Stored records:
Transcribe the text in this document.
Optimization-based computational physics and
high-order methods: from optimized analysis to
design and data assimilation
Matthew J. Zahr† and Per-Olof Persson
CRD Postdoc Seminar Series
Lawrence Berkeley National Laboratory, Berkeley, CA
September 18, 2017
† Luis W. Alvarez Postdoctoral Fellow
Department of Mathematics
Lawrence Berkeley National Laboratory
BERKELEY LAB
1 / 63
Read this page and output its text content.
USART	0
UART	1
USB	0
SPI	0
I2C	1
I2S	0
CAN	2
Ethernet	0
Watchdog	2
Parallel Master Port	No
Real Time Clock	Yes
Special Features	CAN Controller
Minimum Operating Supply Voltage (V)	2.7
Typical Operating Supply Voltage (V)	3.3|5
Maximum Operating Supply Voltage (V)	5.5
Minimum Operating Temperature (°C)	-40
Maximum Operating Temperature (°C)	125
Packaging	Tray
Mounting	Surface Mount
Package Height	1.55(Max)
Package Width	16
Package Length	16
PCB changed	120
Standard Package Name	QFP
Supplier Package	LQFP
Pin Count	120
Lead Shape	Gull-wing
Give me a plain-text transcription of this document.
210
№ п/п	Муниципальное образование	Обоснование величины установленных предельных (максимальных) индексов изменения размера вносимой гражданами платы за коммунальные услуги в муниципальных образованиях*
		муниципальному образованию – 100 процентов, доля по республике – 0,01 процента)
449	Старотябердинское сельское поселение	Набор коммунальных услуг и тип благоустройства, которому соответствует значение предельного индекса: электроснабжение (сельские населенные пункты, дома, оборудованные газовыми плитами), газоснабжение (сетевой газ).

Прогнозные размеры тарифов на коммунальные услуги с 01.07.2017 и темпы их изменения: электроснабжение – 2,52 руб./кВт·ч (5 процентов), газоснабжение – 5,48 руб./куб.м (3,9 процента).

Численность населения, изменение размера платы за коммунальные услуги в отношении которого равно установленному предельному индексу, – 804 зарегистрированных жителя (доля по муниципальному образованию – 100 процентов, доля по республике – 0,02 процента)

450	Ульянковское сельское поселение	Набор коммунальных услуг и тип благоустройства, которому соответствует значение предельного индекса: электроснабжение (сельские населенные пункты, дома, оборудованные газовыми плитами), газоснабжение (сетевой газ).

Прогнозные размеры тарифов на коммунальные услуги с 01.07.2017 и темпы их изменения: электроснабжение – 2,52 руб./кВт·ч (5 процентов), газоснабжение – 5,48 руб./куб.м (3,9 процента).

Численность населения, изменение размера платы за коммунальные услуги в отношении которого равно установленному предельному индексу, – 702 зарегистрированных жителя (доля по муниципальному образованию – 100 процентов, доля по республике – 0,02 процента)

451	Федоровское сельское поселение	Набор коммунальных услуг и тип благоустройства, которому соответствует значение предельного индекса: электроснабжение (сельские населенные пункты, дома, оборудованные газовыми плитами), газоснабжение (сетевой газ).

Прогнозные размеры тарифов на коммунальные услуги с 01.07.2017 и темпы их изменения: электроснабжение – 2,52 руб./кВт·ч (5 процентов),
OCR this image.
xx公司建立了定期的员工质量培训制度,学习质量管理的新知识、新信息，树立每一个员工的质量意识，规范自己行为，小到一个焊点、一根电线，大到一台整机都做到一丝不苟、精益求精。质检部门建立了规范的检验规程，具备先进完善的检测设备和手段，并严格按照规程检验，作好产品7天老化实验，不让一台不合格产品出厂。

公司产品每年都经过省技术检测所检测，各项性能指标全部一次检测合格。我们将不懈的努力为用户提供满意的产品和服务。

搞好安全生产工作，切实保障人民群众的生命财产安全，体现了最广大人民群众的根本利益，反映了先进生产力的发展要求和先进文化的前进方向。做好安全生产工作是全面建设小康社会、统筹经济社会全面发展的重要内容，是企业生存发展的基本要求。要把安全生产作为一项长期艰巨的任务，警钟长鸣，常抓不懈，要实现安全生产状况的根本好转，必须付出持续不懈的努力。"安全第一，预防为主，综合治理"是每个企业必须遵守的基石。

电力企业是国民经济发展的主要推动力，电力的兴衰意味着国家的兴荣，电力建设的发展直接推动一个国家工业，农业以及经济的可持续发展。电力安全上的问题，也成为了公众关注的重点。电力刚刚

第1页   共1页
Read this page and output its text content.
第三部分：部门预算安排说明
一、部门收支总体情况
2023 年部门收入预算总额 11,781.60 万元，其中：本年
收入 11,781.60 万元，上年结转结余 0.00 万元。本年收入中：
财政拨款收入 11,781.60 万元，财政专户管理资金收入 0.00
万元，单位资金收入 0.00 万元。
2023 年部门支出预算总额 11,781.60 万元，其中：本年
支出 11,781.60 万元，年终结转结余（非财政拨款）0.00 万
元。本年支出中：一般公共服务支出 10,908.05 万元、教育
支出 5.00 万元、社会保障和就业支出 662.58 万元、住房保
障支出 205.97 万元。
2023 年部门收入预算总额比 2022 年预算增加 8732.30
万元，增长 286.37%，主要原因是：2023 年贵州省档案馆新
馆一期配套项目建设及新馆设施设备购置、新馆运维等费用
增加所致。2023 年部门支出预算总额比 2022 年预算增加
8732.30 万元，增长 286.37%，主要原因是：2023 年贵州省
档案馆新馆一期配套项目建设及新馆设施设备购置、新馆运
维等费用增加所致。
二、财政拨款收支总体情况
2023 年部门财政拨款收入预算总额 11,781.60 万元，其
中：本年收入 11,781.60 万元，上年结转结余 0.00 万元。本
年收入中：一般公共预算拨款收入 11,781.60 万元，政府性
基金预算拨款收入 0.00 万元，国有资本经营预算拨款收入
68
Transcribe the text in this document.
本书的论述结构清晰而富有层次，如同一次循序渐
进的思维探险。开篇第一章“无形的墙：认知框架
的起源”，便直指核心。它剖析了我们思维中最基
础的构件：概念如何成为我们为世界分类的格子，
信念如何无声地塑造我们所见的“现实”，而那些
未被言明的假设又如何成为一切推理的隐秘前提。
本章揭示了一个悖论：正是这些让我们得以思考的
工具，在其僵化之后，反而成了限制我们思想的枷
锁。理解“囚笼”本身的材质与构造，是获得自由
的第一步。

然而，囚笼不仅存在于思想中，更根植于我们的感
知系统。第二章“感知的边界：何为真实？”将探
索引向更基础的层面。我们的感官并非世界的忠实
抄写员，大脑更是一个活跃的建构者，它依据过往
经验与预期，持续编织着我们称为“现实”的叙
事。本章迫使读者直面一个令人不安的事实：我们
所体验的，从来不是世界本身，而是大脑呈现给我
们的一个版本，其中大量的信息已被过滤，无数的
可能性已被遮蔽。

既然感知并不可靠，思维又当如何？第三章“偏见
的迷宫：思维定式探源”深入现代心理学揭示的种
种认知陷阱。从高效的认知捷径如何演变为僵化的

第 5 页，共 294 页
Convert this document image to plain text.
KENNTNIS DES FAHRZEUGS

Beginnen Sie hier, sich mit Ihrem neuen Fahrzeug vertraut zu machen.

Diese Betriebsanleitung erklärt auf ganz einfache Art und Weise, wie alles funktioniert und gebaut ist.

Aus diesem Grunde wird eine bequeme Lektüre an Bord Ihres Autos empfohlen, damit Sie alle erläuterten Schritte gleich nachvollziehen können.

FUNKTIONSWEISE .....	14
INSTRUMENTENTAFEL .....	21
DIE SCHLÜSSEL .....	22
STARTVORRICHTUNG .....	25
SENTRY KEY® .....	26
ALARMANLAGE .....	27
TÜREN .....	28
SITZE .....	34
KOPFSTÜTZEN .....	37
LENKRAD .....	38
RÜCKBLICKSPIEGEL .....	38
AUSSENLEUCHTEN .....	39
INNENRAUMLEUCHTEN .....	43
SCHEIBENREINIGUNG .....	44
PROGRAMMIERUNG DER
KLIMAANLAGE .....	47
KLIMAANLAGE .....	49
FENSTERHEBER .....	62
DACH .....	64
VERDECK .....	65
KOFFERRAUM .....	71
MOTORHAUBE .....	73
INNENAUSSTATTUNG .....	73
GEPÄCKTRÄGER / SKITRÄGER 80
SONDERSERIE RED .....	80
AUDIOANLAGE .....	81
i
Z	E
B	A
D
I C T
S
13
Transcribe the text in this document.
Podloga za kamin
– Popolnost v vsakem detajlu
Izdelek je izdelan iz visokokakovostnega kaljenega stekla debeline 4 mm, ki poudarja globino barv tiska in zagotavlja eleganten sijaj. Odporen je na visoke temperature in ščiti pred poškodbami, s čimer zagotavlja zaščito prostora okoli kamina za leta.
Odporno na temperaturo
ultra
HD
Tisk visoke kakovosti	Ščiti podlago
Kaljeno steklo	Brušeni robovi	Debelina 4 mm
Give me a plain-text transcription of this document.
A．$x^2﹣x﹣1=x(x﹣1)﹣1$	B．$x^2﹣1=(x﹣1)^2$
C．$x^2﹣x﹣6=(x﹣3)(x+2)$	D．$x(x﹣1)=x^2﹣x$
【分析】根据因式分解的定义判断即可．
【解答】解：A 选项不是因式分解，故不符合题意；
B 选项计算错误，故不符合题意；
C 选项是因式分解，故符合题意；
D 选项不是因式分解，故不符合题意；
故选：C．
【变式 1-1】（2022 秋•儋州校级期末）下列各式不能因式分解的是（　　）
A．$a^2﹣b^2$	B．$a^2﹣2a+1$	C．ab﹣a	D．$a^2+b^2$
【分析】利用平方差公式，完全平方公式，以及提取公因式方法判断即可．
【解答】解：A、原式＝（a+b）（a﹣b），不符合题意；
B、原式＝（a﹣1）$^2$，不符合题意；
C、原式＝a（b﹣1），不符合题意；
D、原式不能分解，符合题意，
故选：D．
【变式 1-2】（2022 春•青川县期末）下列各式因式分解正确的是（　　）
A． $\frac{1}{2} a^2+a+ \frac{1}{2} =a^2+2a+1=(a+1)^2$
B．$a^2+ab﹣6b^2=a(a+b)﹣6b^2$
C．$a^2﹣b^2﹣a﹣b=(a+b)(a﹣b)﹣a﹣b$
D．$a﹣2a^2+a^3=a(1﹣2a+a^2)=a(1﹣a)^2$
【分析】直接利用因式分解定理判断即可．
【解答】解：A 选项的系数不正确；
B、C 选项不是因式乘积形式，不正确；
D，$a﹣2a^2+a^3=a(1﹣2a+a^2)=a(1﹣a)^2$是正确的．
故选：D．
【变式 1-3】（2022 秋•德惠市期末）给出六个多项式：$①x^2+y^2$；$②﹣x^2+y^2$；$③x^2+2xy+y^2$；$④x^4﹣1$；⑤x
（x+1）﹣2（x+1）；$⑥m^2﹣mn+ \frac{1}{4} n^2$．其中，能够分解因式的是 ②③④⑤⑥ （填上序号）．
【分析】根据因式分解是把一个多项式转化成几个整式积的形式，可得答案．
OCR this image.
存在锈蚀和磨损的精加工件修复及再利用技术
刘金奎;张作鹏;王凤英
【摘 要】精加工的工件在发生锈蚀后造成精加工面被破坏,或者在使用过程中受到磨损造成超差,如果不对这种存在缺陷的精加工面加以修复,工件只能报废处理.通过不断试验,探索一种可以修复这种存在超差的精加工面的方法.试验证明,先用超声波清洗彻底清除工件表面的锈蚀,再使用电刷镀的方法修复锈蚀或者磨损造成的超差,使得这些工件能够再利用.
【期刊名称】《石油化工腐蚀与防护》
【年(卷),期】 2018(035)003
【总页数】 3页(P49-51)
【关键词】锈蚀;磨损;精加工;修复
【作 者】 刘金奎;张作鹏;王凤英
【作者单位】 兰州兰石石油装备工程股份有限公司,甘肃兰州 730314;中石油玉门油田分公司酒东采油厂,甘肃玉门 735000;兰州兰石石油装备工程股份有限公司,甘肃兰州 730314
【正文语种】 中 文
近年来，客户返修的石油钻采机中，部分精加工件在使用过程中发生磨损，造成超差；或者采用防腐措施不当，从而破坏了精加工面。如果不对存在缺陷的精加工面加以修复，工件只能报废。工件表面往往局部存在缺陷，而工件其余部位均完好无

» What is asked:
All lines holding the word "дома" should be picked out and copied.

» Answer to this problem:
449	Старотябердинское сельское поселение	Набор коммунальных услуг и тип благоустройства, которому соответствует значение предельного индекса: электроснабжение (сельские населенные пункты, дома, оборудованные газовыми плитами), газоснабжение (сетевой газ).
450	Ульянковское сельское поселение	Набор коммунальных услуг и тип благоустройства, которому соответствует значение предельного индекса: электроснабжение (сельские населенные пункты, дома, оборудованные газовыми плитами), газоснабжение (сетевой газ).
451	Федоровское сельское поселение	Набор коммунальных услуг и тип благоустройства, которому соответствует значение предельного индекса: электроснабжение (сельские населенные пункты, дома, оборудованные газовыми плитами), газоснабжение (сетевой газ).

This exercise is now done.